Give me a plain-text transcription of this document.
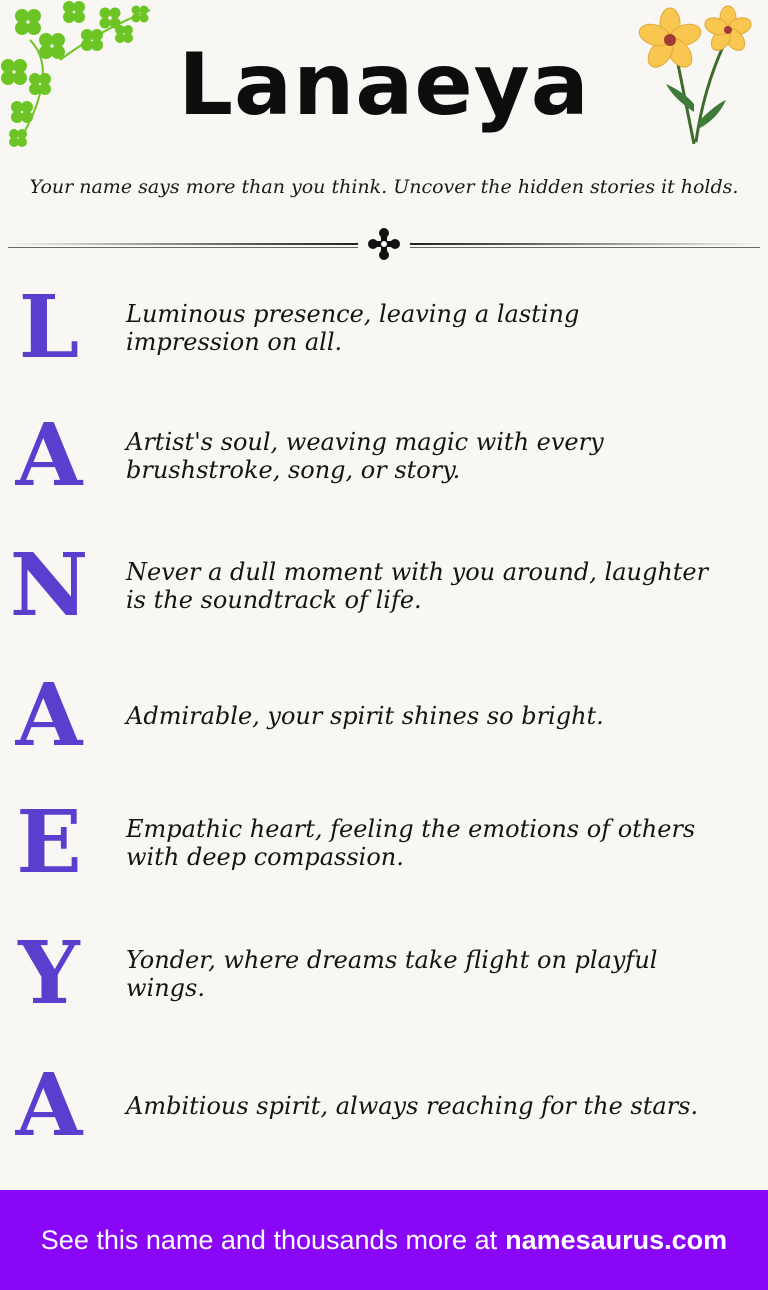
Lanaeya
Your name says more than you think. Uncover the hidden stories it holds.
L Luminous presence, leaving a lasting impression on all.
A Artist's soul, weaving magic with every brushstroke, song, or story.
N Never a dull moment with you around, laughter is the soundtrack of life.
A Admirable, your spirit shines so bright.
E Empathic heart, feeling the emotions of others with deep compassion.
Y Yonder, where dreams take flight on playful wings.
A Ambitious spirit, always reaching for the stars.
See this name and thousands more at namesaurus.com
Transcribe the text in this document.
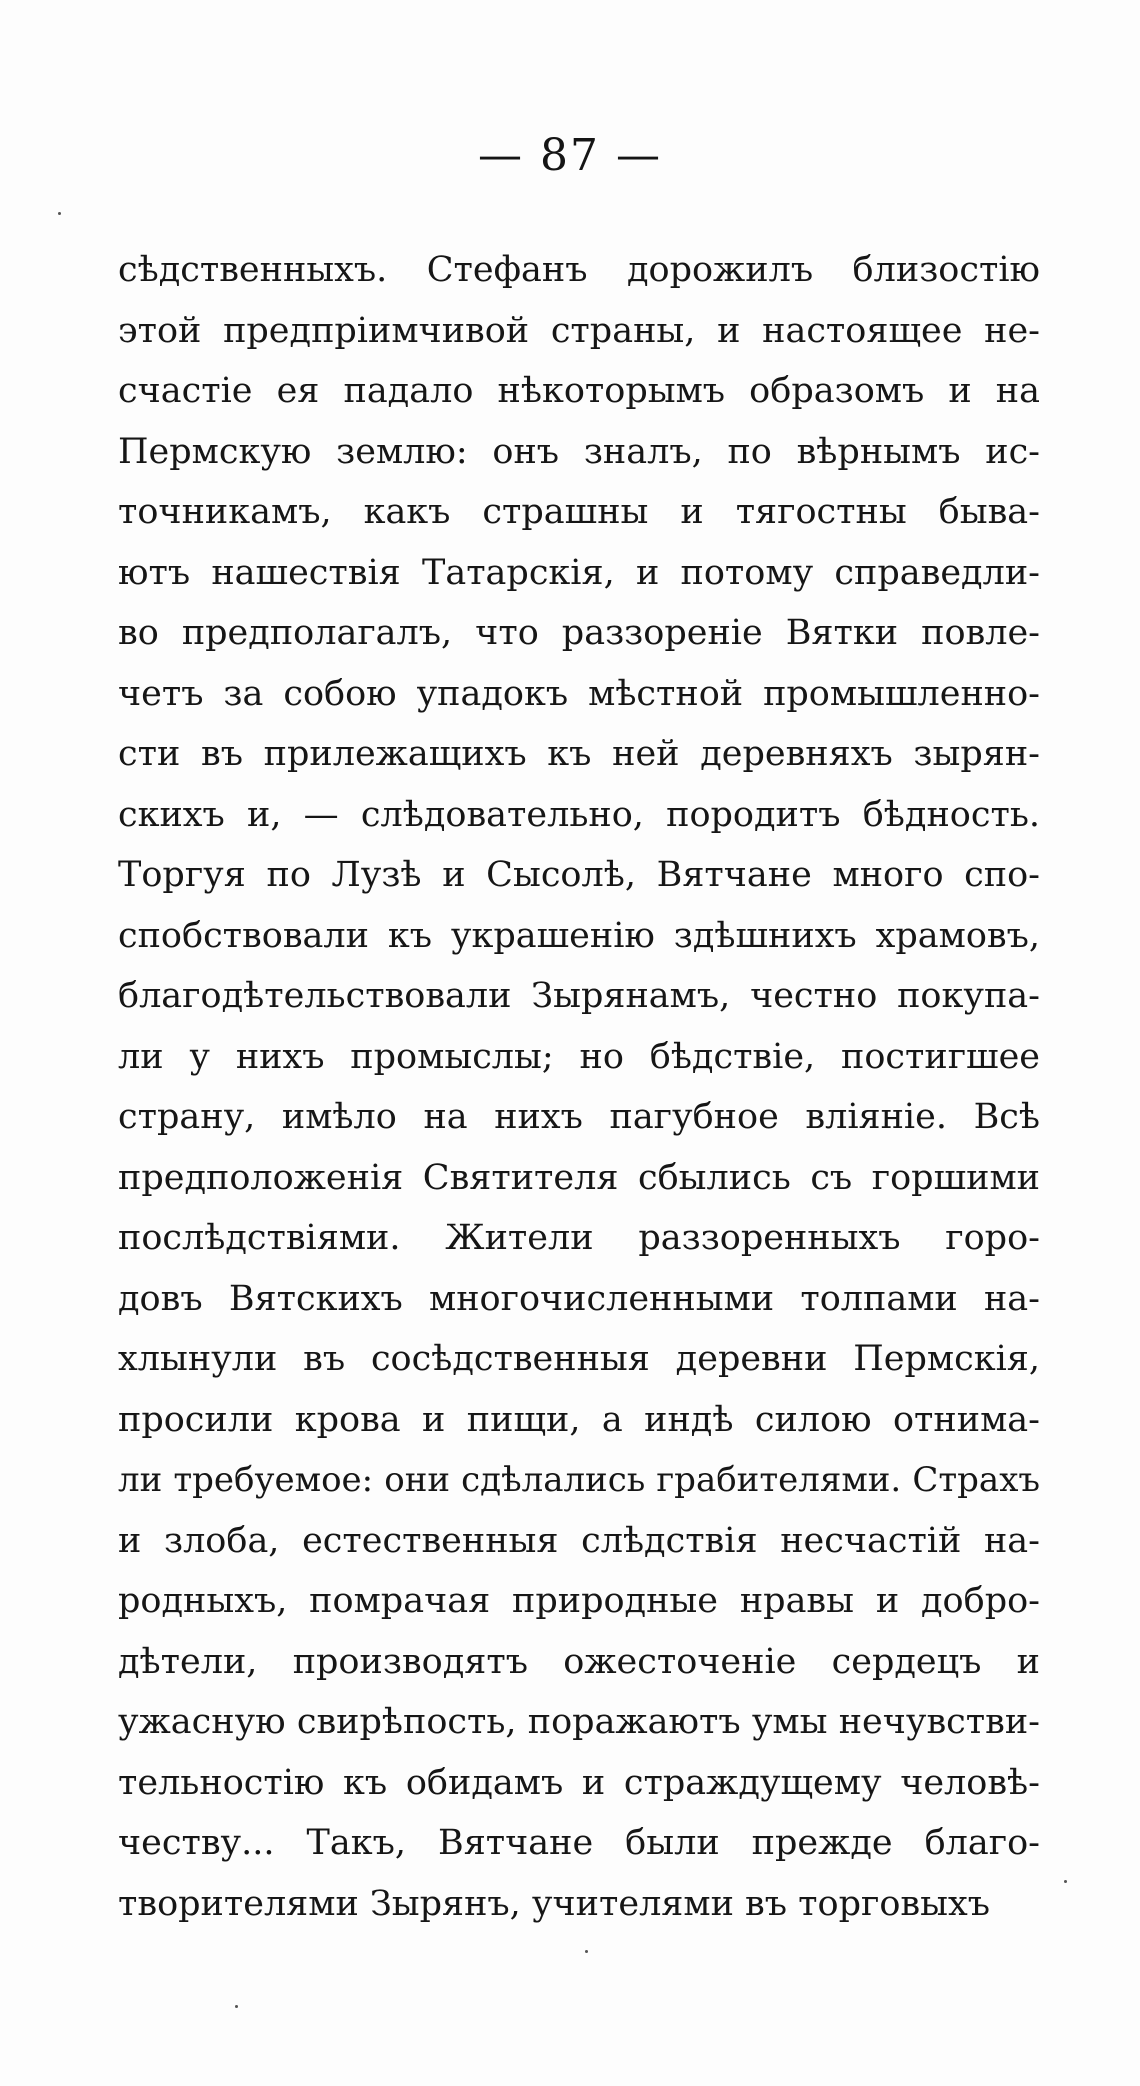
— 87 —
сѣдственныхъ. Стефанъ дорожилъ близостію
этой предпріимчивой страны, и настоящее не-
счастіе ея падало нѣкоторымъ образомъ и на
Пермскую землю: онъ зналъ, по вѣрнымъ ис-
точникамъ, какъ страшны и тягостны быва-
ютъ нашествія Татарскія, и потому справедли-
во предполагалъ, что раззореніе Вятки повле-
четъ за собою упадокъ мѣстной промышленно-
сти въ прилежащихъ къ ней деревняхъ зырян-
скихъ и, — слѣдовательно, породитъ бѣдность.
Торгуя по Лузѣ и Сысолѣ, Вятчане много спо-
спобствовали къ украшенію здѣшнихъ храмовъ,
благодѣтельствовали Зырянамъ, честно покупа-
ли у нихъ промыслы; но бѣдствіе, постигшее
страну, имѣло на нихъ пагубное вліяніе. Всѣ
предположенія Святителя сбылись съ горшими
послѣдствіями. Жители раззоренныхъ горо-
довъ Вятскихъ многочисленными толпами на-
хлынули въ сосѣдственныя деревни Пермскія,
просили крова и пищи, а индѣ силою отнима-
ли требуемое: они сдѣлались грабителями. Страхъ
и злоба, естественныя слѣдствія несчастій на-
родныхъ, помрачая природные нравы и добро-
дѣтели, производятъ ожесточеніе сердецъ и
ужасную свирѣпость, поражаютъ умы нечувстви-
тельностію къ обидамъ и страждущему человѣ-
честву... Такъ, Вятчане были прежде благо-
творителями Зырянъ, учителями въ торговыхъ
.....
Task requirements: Display every line of the listing that contains the string "with".

Answer:
A Artist's soul, weaving magic with every brushstroke, song, or story.
N Never a dull moment with you around, laughter is the soundtrack of life.
E Empathic heart, feeling the emotions of others with deep compassion.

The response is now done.